■ Task description: Pictures aside, write out every record exactly as it appears.

•••••

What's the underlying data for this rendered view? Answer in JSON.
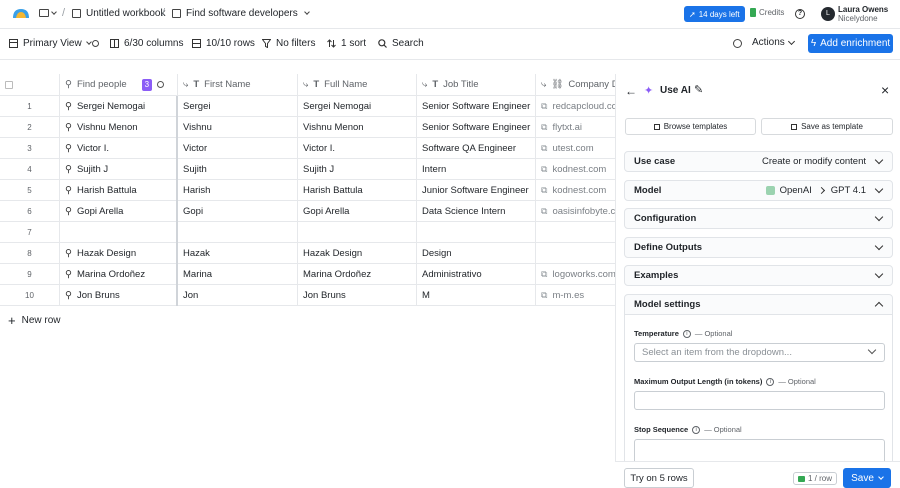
{
  "breadcrumb": {
    "workbook": "Untitled workbook",
    "table": "Find software developers"
  },
  "header": {
    "trial": "14 days left",
    "credits": "Credits",
    "user_initial": "L",
    "user_name": "Laura Owens",
    "user_org": "Nicelydone"
  },
  "toolbar": {
    "view": "Primary View",
    "columns": "6/30 columns",
    "rows": "10/10 rows",
    "filters": "No filters",
    "sort": "1 sort",
    "search": "Search",
    "actions": "Actions",
    "add_enrichment": "Add enrichment"
  },
  "table": {
    "headers": [
      "Find people",
      "First Name",
      "Full Name",
      "Job Title",
      "Company Do"
    ],
    "find_people_badge": "3",
    "rows": [
      {
        "n": "1",
        "find": "Sergei Nemogai",
        "first": "Sergei",
        "full": "Sergei Nemogai",
        "job": "Senior Software Engineer",
        "company": "redcapcloud.com"
      },
      {
        "n": "2",
        "find": "Vishnu Menon",
        "first": "Vishnu",
        "full": "Vishnu Menon",
        "job": "Senior Software Engineer",
        "company": "flytxt.ai"
      },
      {
        "n": "3",
        "find": "Victor I.",
        "first": "Victor",
        "full": "Victor I.",
        "job": "Software QA Engineer",
        "company": "utest.com"
      },
      {
        "n": "4",
        "find": "Sujith J",
        "first": "Sujith",
        "full": "Sujith J",
        "job": "Intern",
        "company": "kodnest.com"
      },
      {
        "n": "5",
        "find": "Harish Battula",
        "first": "Harish",
        "full": "Harish Battula",
        "job": "Junior Software Engineer",
        "company": "kodnest.com"
      },
      {
        "n": "6",
        "find": "Gopi Arella",
        "first": "Gopi",
        "full": "Gopi Arella",
        "job": "Data Science Intern",
        "company": "oasisinfobyte.com"
      },
      {
        "n": "7",
        "find": "",
        "first": "",
        "full": "",
        "job": "",
        "company": ""
      },
      {
        "n": "8",
        "find": "Hazak Design",
        "first": "Hazak",
        "full": "Hazak Design",
        "job": "Design",
        "company": ""
      },
      {
        "n": "9",
        "find": "Marina Ordoñez",
        "first": "Marina",
        "full": "Marina Ordoñez",
        "job": "Administrativo",
        "company": "logoworks.com"
      },
      {
        "n": "10",
        "find": "Jon Bruns",
        "first": "Jon",
        "full": "Jon Bruns",
        "job": "M",
        "company": "m-m.es"
      }
    ],
    "new_row": "New row"
  },
  "panel": {
    "title": "Use AI",
    "browse": "Browse templates",
    "save_template": "Save as template",
    "use_case_label": "Use case",
    "use_case_value": "Create or modify content",
    "model_label": "Model",
    "model_provider": "OpenAI",
    "model_name": "GPT 4.1",
    "configuration": "Configuration",
    "define_outputs": "Define Outputs",
    "examples": "Examples",
    "model_settings": "Model settings",
    "temperature_label": "Temperature",
    "optional": "— Optional",
    "temperature_placeholder": "Select an item from the dropdown...",
    "max_length_label": "Maximum Output Length (in tokens)",
    "stop_label": "Stop Sequence",
    "try_rows": "Try on 5 rows",
    "per_row": "1 / row",
    "save": "Save"
  },
  "colors": {
    "accent": "#1a73e8",
    "badge": "#8b5cf6"
  }
}
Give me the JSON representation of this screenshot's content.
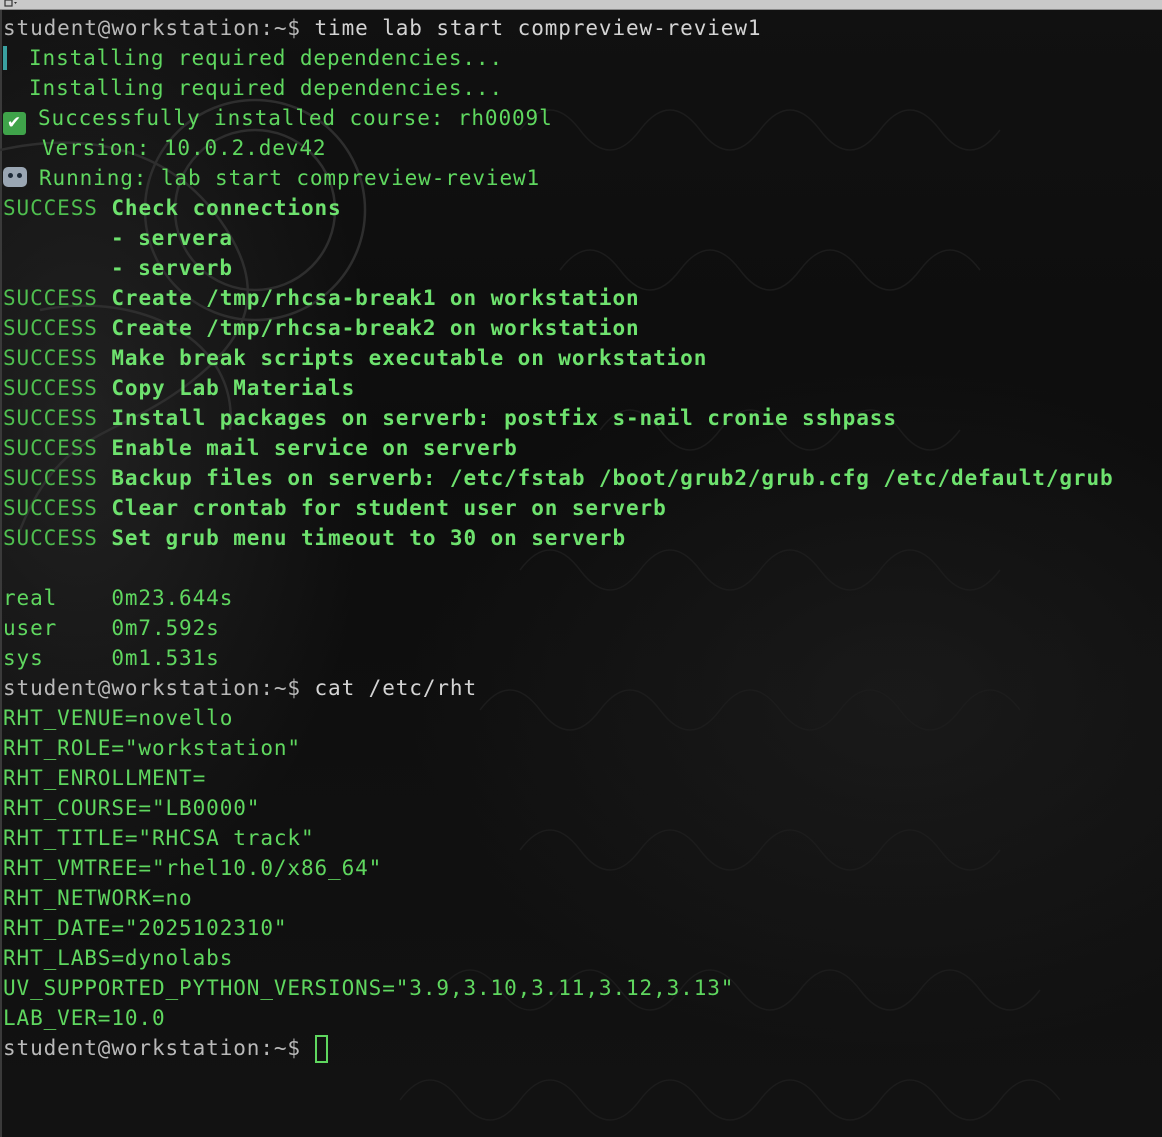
{
  "terminal": {
    "prompt": "student@workstation:~$ ",
    "lines": [
      {
        "type": "command",
        "text": "time lab start compreview-review1"
      },
      {
        "type": "spinner",
        "text": "Installing required dependencies..."
      },
      {
        "type": "indent",
        "text": "Installing required dependencies..."
      },
      {
        "type": "check",
        "icon": "check-mark-icon",
        "text": "Successfully installed course: rh0009l"
      },
      {
        "type": "indent2",
        "text": "Version: 10.0.2.dev42"
      },
      {
        "type": "robot",
        "icon": "robot-icon",
        "text": "Running: lab start compreview-review1"
      },
      {
        "type": "success",
        "status": "SUCCESS",
        "text": "Check connections"
      },
      {
        "type": "sub",
        "text": "- servera"
      },
      {
        "type": "sub",
        "text": "- serverb"
      },
      {
        "type": "success",
        "status": "SUCCESS",
        "text": "Create /tmp/rhcsa-break1 on workstation"
      },
      {
        "type": "success",
        "status": "SUCCESS",
        "text": "Create /tmp/rhcsa-break2 on workstation"
      },
      {
        "type": "success",
        "status": "SUCCESS",
        "text": "Make break scripts executable on workstation"
      },
      {
        "type": "success",
        "status": "SUCCESS",
        "text": "Copy Lab Materials"
      },
      {
        "type": "success",
        "status": "SUCCESS",
        "text": "Install packages on serverb: postfix s-nail cronie sshpass"
      },
      {
        "type": "success",
        "status": "SUCCESS",
        "text": "Enable mail service on serverb"
      },
      {
        "type": "success",
        "status": "SUCCESS",
        "text": "Backup files on serverb: /etc/fstab /boot/grub2/grub.cfg /etc/default/grub"
      },
      {
        "type": "success",
        "status": "SUCCESS",
        "text": "Clear crontab for student user on serverb"
      },
      {
        "type": "success",
        "status": "SUCCESS",
        "text": "Set grub menu timeout to 30 on serverb"
      },
      {
        "type": "blank",
        "text": ""
      },
      {
        "type": "plain",
        "text": "real    0m23.644s"
      },
      {
        "type": "plain",
        "text": "user    0m7.592s"
      },
      {
        "type": "plain",
        "text": "sys     0m1.531s"
      },
      {
        "type": "command",
        "text": "cat /etc/rht"
      },
      {
        "type": "plain",
        "text": "RHT_VENUE=novello"
      },
      {
        "type": "plain",
        "text": "RHT_ROLE=\"workstation\""
      },
      {
        "type": "plain",
        "text": "RHT_ENROLLMENT="
      },
      {
        "type": "plain",
        "text": "RHT_COURSE=\"LB0000\""
      },
      {
        "type": "plain",
        "text": "RHT_TITLE=\"RHCSA track\""
      },
      {
        "type": "plain",
        "text": "RHT_VMTREE=\"rhel10.0/x86_64\""
      },
      {
        "type": "plain",
        "text": "RHT_NETWORK=no"
      },
      {
        "type": "plain",
        "text": "RHT_DATE=\"2025102310\""
      },
      {
        "type": "plain",
        "text": "RHT_LABS=dynolabs"
      },
      {
        "type": "plain",
        "text": "UV_SUPPORTED_PYTHON_VERSIONS=\"3.9,3.10,3.11,3.12,3.13\""
      },
      {
        "type": "plain",
        "text": "LAB_VER=10.0"
      },
      {
        "type": "input",
        "text": ""
      }
    ]
  },
  "colors": {
    "output_green": "#5fd75f",
    "prompt_gray": "#b9b9b9",
    "background": "#0d0d0d"
  }
}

•••••

■ Solution for this task:
What's the underlying data for this rendered view? Answer in JSON.
{
  "breadcrumb": {
    "workbook": "Untitled workbook",
    "table": "Find software developers"
  },
  "header": {
    "trial": "14 days left",
    "credits": "Credits",
    "user_initial": "L",
    "user_name": "Laura Owens",
    "user_org": "Nicelydone"
  },
  "toolbar": {
    "view": "Primary View",
    "columns": "6/30 columns",
    "rows": "10/10 rows",
    "filters": "No filters",
    "sort": "1 sort",
    "search": "Search",
    "actions": "Actions",
    "add_enrichment": "Add enrichment"
  },
  "table": {
    "headers": [
      "Find people",
      "First Name",
      "Full Name",
      "Job Title",
      "Company Do"
    ],
    "find_people_badge": "3",
    "rows": [
      {
        "n": "1",
        "find": "Sergei Nemogai",
        "first": "Sergei",
        "full": "Sergei Nemogai",
        "job": "Senior Software Engineer",
        "company": "redcapcloud.com"
      },
      {
        "n": "2",
        "find": "Vishnu Menon",
        "first": "Vishnu",
        "full": "Vishnu Menon",
        "job": "Senior Software Engineer",
        "company": "flytxt.ai"
      },
      {
        "n": "3",
        "find": "Victor I.",
        "first": "Victor",
        "full": "Victor I.",
        "job": "Software QA Engineer",
        "company": "utest.com"
      },
      {
        "n": "4",
        "find": "Sujith J",
        "first": "Sujith",
        "full": "Sujith J",
        "job": "Intern",
        "company": "kodnest.com"
      },
      {
        "n": "5",
        "find": "Harish Battula",
        "first": "Harish",
        "full": "Harish Battula",
        "job": "Junior Software Engineer",
        "company": "kodnest.com"
      },
      {
        "n": "6",
        "find": "Gopi Arella",
        "first": "Gopi",
        "full": "Gopi Arella",
        "job": "Data Science Intern",
        "company": "oasisinfobyte.com"
      },
      {
        "n": "7",
        "find": "",
        "first": "",
        "full": "",
        "job": "",
        "company": ""
      },
      {
        "n": "8",
        "find": "Hazak Design",
        "first": "Hazak",
        "full": "Hazak Design",
        "job": "Design",
        "company": ""
      },
      {
        "n": "9",
        "find": "Marina Ordoñez",
        "first": "Marina",
        "full": "Marina Ordoñez",
        "job": "Administrativo",
        "company": "logoworks.com"
      },
      {
        "n": "10",
        "find": "Jon Bruns",
        "first": "Jon",
        "full": "Jon Bruns",
        "job": "M",
        "company": "m-m.es"
      }
    ],
    "new_row": "New row"
  },
  "panel": {
    "title": "Use AI",
    "browse": "Browse templates",
    "save_template": "Save as template",
    "use_case_label": "Use case",
    "use_case_value": "Create or modify content",
    "model_label": "Model",
    "model_provider": "OpenAI",
    "model_name": "GPT 4.1",
    "configuration": "Configuration",
    "define_outputs": "Define Outputs",
    "examples": "Examples",
    "model_settings": "Model settings",
    "temperature_label": "Temperature",
    "optional": "— Optional",
    "temperature_placeholder": "Select an item from the dropdown...",
    "max_length_label": "Maximum Output Length (in tokens)",
    "stop_label": "Stop Sequence",
    "try_rows": "Try on 5 rows",
    "per_row": "1 / row",
    "save": "Save"
  },
  "colors": {
    "accent": "#1a73e8",
    "badge": "#8b5cf6"
  }
}
Give me the JSON representation of this screenshot's content.
{
  "terminal": {
    "prompt": "student@workstation:~$ ",
    "lines": [
      {
        "type": "command",
        "text": "time lab start compreview-review1"
      },
      {
        "type": "spinner",
        "text": "Installing required dependencies..."
      },
      {
        "type": "indent",
        "text": "Installing required dependencies..."
      },
      {
        "type": "check",
        "icon": "check-mark-icon",
        "text": "Successfully installed course: rh0009l"
      },
      {
        "type": "indent2",
        "text": "Version: 10.0.2.dev42"
      },
      {
        "type": "robot",
        "icon": "robot-icon",
        "text": "Running: lab start compreview-review1"
      },
      {
        "type": "success",
        "status": "SUCCESS",
        "text": "Check connections"
      },
      {
        "type": "sub",
        "text": "- servera"
      },
      {
        "type": "sub",
        "text": "- serverb"
      },
      {
        "type": "success",
        "status": "SUCCESS",
        "text": "Create /tmp/rhcsa-break1 on workstation"
      },
      {
        "type": "success",
        "status": "SUCCESS",
        "text": "Create /tmp/rhcsa-break2 on workstation"
      },
      {
        "type": "success",
        "status": "SUCCESS",
        "text": "Make break scripts executable on workstation"
      },
      {
        "type": "success",
        "status": "SUCCESS",
        "text": "Copy Lab Materials"
      },
      {
        "type": "success",
        "status": "SUCCESS",
        "text": "Install packages on serverb: postfix s-nail cronie sshpass"
      },
      {
        "type": "success",
        "status": "SUCCESS",
        "text": "Enable mail service on serverb"
      },
      {
        "type": "success",
        "status": "SUCCESS",
        "text": "Backup files on serverb: /etc/fstab /boot/grub2/grub.cfg /etc/default/grub"
      },
      {
        "type": "success",
        "status": "SUCCESS",
        "text": "Clear crontab for student user on serverb"
      },
      {
        "type": "success",
        "status": "SUCCESS",
        "text": "Set grub menu timeout to 30 on serverb"
      },
      {
        "type": "blank",
        "text": ""
      },
      {
        "type": "plain",
        "text": "real    0m23.644s"
      },
      {
        "type": "plain",
        "text": "user    0m7.592s"
      },
      {
        "type": "plain",
        "text": "sys     0m1.531s"
      },
      {
        "type": "command",
        "text": "cat /etc/rht"
      },
      {
        "type": "plain",
        "text": "RHT_VENUE=novello"
      },
      {
        "type": "plain",
        "text": "RHT_ROLE=\"workstation\""
      },
      {
        "type": "plain",
        "text": "RHT_ENROLLMENT="
      },
      {
        "type": "plain",
        "text": "RHT_COURSE=\"LB0000\""
      },
      {
        "type": "plain",
        "text": "RHT_TITLE=\"RHCSA track\""
      },
      {
        "type": "plain",
        "text": "RHT_VMTREE=\"rhel10.0/x86_64\""
      },
      {
        "type": "plain",
        "text": "RHT_NETWORK=no"
      },
      {
        "type": "plain",
        "text": "RHT_DATE=\"2025102310\""
      },
      {
        "type": "plain",
        "text": "RHT_LABS=dynolabs"
      },
      {
        "type": "plain",
        "text": "UV_SUPPORTED_PYTHON_VERSIONS=\"3.9,3.10,3.11,3.12,3.13\""
      },
      {
        "type": "plain",
        "text": "LAB_VER=10.0"
      },
      {
        "type": "input",
        "text": ""
      }
    ]
  },
  "colors": {
    "output_green": "#5fd75f",
    "prompt_gray": "#b9b9b9",
    "background": "#0d0d0d"
  }
}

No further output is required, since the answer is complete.